Please state how many lines in the records contain the string "pesan", with no words besides the number.

===============

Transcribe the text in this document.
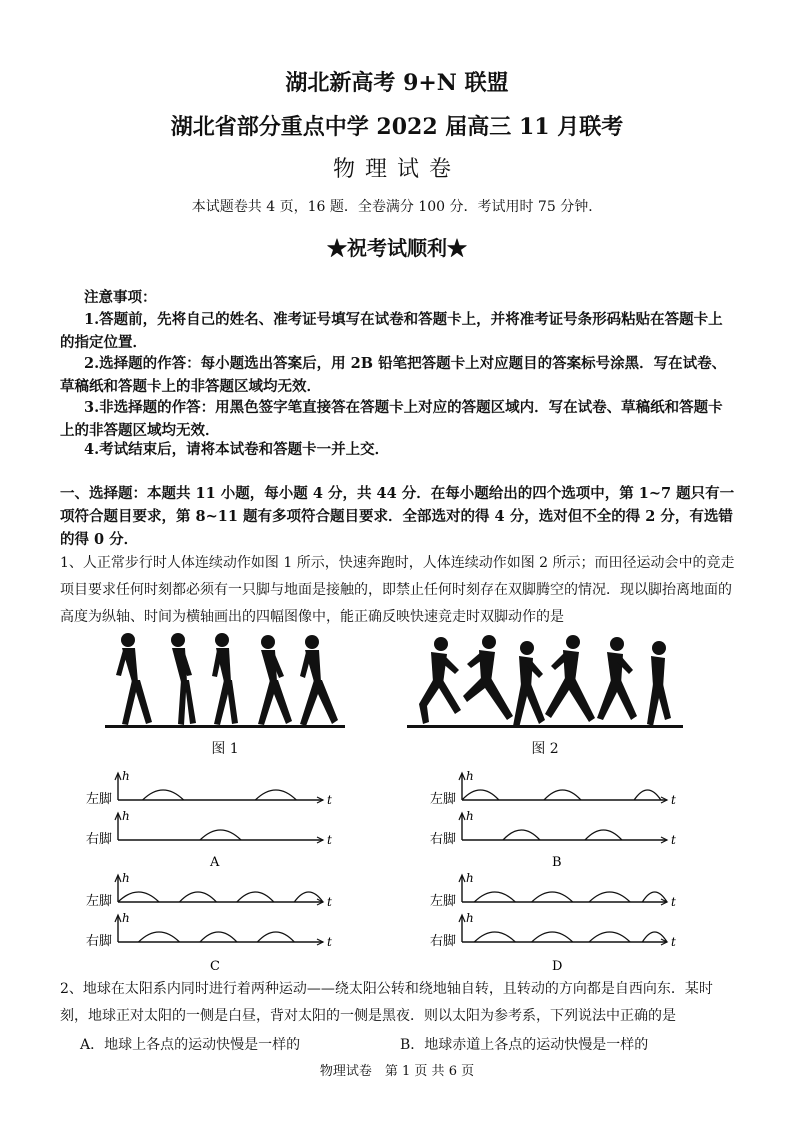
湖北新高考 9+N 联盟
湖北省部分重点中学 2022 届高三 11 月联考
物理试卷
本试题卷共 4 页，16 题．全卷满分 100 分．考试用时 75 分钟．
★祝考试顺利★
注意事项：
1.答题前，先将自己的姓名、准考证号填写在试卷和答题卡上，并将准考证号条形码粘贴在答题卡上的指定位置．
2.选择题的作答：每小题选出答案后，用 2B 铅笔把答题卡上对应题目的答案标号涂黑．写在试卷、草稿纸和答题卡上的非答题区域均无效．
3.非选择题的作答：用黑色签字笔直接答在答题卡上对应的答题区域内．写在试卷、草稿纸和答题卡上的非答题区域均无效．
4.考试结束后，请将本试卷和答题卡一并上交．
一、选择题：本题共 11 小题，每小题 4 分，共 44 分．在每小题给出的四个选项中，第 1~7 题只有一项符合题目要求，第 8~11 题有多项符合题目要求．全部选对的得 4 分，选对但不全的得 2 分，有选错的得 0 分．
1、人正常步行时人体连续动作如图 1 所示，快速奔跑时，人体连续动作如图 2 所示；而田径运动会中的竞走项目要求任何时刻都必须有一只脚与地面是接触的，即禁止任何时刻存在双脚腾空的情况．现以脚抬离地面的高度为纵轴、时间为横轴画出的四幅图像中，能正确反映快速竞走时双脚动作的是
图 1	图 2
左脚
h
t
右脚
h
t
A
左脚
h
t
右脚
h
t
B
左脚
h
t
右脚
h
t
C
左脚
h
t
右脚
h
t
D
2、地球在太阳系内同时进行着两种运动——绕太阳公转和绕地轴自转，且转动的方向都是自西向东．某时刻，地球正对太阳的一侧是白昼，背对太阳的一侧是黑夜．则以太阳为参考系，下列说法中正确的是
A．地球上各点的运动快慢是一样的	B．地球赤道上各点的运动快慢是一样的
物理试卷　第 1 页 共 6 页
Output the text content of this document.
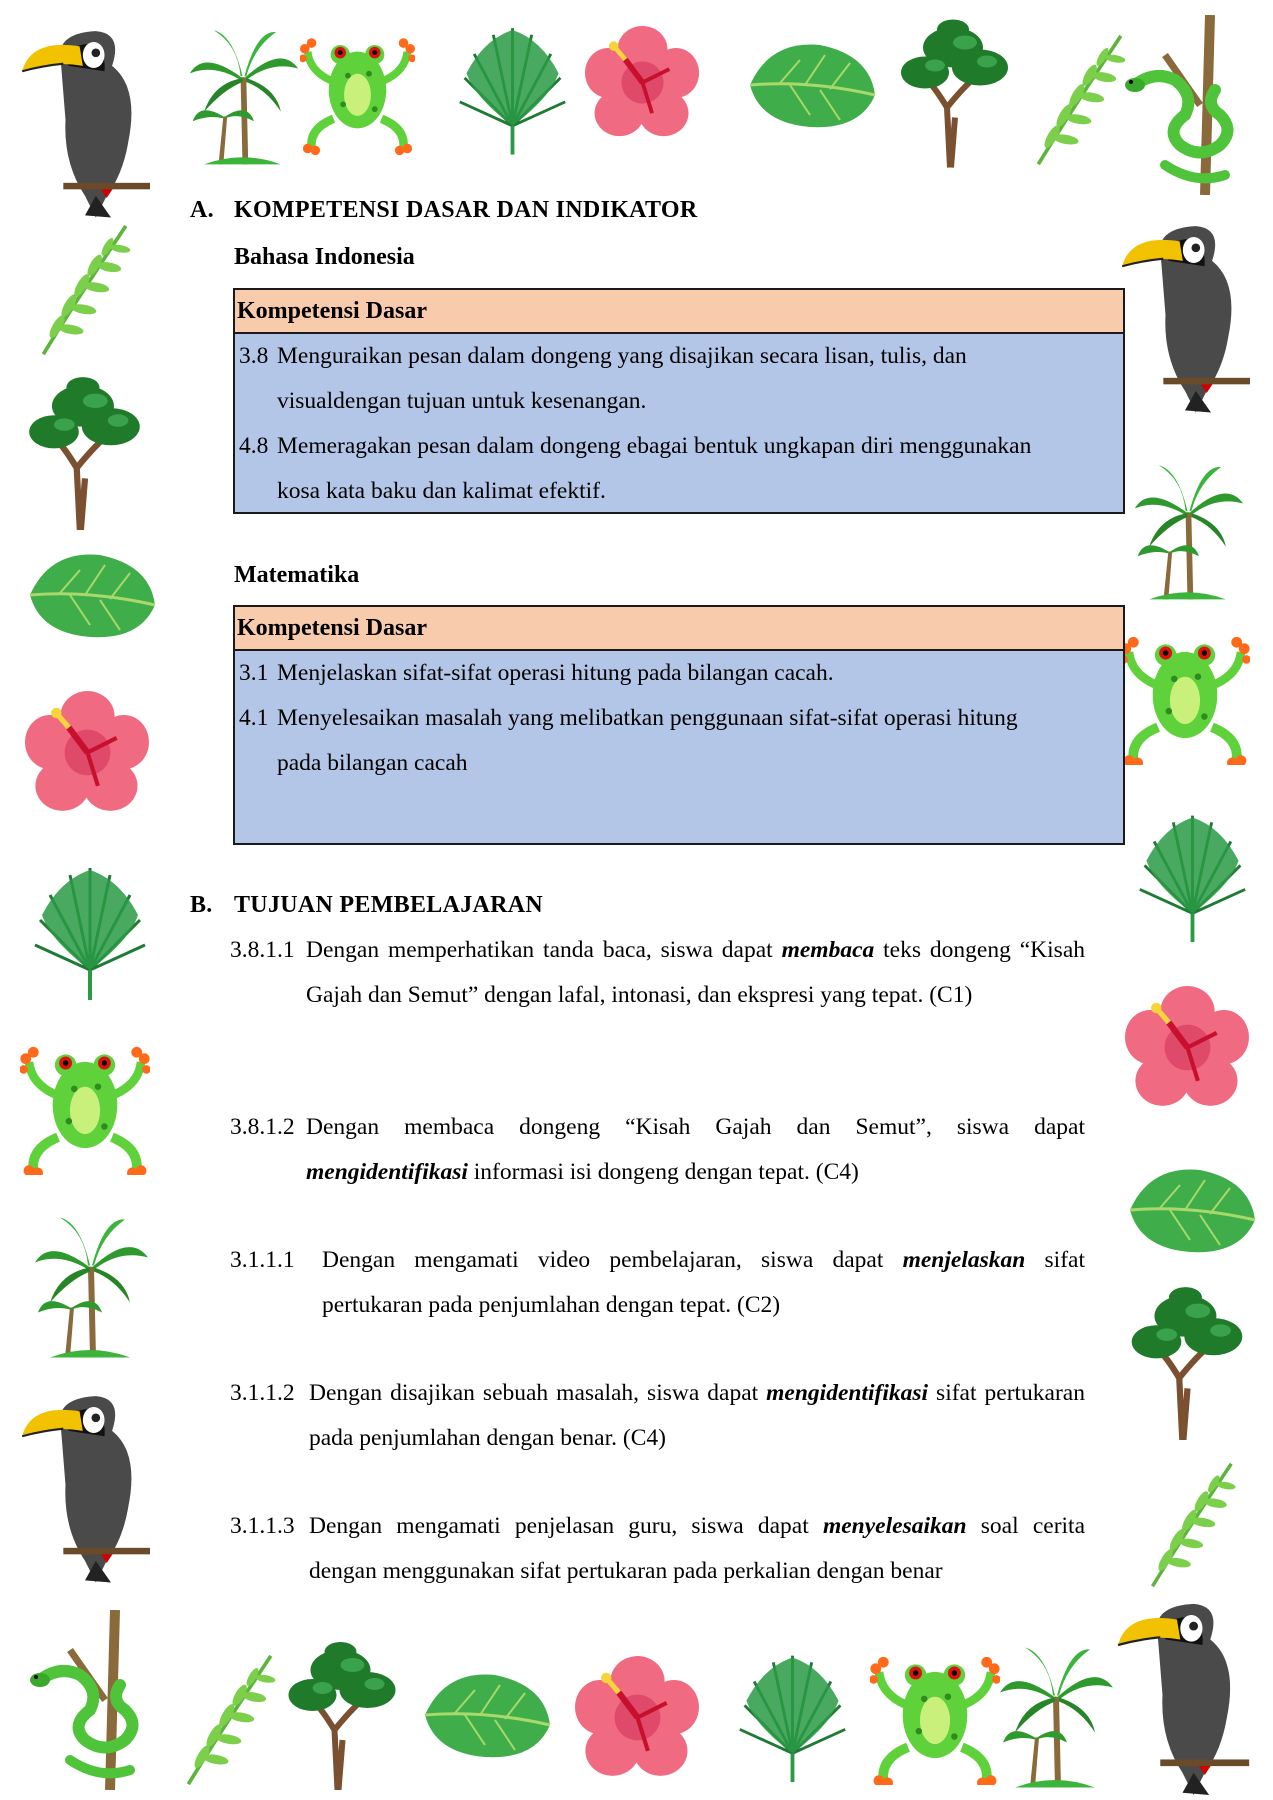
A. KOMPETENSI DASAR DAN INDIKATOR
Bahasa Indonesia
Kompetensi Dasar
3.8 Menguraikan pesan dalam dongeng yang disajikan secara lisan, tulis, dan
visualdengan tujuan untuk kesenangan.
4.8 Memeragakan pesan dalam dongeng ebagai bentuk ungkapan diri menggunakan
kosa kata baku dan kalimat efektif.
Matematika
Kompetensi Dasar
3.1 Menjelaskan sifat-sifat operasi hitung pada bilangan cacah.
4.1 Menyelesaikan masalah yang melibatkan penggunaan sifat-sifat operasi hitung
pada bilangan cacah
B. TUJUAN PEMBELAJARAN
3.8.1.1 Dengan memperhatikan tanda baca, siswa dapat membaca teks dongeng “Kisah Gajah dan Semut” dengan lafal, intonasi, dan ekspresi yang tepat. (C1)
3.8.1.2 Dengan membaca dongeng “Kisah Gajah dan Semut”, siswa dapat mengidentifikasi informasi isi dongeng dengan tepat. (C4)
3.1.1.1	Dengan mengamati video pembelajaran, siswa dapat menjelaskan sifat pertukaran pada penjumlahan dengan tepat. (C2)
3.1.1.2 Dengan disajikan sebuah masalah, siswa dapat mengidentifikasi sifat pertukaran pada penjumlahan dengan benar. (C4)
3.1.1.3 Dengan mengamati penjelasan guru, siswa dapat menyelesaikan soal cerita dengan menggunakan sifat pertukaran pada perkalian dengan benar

===============

RESPONSE:
2